Your tasks —
**A)** According to the 2026 in Missouri page, what did custodial workers discover near the National World War I Museum and Memorial?
**B)** Please say whether each statement agrees with the 2026 in Missouri page, giving yes or no and quoting the deciding words: (i) The Festus City Council voted 7-1 to move forward with a data center. (ii) The company that owns the Kansas City warehouse said it would not sell it to the federal government. (iii) The governor listed is Mike Kehoe.

Page excerpt —
- Decades:: 2000s; 2010s; 2020s;
- See also:: History of Missouri; Historical outline of Missouri; List of years in Missouri; 2026 in the United States;

= 2026 in Missouri =

The following is a list of events of the year 2026 in Missouri.

== Incumbents ==
===State government===
- Governor: Mike Kehoe (R)

==Events==
- January 8 – Several monkeys are reported as being on the loose in a St. Louis park.
- February 12 – A woman sets part of a warehouse on fire in Kansas City. The warehouse was under consideration to be used as an Immigration and Customs Enforcement detention center. The same day, the company that owns the warehouse announces they will not sell it to the federal government.
- February 24 – Custodial workers discover explosives in a bag near the National World War I Museum and Memorial in Kansas City. A suspect is charged on March 4.
- March 30 – The Festus City Council votes 6-2 to move forward with developing a data center on 360 acres of land.
- April 2 – The University of Missouri announces they will cut funding to five student organizations for Asian, Black, Latino, and LGBTQ students.

Information given —
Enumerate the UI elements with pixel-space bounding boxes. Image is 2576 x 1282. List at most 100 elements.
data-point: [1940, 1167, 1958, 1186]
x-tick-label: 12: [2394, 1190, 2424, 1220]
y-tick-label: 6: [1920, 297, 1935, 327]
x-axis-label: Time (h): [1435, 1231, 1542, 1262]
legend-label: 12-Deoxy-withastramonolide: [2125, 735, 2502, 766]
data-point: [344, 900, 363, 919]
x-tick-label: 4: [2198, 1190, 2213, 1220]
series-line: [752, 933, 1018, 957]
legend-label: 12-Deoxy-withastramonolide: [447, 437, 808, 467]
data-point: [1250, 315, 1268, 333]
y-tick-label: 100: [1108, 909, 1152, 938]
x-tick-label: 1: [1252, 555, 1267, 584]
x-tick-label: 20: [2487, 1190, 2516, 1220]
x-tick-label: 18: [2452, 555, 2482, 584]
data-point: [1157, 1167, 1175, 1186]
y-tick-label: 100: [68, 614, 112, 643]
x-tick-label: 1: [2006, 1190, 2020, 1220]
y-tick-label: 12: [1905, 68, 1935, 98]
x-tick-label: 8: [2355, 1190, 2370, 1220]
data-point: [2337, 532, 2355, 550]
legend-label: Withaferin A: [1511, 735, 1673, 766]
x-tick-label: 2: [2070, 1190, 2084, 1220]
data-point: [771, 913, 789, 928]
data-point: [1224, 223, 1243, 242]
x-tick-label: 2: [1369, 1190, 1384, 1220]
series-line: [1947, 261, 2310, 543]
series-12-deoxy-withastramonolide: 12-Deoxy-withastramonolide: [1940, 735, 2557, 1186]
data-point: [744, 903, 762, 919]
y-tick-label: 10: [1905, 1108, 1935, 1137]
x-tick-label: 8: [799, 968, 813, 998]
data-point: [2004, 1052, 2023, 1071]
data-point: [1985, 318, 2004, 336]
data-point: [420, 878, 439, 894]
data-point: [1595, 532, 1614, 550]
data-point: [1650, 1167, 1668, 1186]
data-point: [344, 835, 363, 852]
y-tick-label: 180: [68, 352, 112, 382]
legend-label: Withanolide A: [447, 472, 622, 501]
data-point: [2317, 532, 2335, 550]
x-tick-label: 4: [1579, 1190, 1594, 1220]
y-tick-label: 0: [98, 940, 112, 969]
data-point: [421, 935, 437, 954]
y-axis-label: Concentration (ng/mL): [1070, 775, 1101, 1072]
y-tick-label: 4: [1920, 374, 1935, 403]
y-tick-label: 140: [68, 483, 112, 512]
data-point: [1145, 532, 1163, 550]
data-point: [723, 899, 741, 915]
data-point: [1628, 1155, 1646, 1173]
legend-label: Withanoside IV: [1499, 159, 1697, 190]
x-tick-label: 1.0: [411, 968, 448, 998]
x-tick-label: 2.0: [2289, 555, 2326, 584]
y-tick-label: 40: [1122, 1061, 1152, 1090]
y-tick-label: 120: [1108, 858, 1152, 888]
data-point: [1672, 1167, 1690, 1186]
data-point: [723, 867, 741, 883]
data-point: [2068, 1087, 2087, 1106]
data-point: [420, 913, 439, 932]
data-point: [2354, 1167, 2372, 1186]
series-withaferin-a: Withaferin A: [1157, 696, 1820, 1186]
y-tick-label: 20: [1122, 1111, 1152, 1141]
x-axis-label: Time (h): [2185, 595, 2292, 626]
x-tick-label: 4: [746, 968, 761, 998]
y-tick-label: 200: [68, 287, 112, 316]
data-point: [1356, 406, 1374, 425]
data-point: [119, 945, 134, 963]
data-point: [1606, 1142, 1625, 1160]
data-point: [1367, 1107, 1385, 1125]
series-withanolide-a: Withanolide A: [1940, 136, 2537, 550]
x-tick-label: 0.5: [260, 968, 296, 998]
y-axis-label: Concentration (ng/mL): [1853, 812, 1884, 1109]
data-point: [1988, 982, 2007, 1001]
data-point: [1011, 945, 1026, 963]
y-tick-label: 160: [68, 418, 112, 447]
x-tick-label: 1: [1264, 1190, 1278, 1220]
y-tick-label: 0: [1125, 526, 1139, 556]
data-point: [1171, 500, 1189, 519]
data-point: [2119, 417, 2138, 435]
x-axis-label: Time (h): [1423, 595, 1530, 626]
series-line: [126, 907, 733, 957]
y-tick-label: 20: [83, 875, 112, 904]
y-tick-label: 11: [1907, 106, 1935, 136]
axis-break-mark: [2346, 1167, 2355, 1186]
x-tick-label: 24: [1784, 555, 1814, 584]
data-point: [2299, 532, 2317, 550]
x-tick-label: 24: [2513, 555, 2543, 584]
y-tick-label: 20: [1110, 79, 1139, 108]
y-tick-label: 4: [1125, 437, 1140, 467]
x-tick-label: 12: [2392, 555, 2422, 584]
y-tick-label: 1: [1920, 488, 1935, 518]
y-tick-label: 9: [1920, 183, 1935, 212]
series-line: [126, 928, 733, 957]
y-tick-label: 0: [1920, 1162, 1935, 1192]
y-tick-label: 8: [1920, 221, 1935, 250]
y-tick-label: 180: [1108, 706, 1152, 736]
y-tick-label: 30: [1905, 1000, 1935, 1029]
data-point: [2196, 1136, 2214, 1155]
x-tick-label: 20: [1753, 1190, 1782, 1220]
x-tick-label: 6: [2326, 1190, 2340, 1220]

Solutions to each task —
**A)** Explosives in a bag.

**B)**
(i) No: "The Festus City Council votes 6-2 to move forward with developing a data center on 360 acres of land."
(ii) Yes: "the company that owns the warehouse announces they will not sell it to the federal government."
(iii) Yes: "Governor: Mike Kehoe (R)"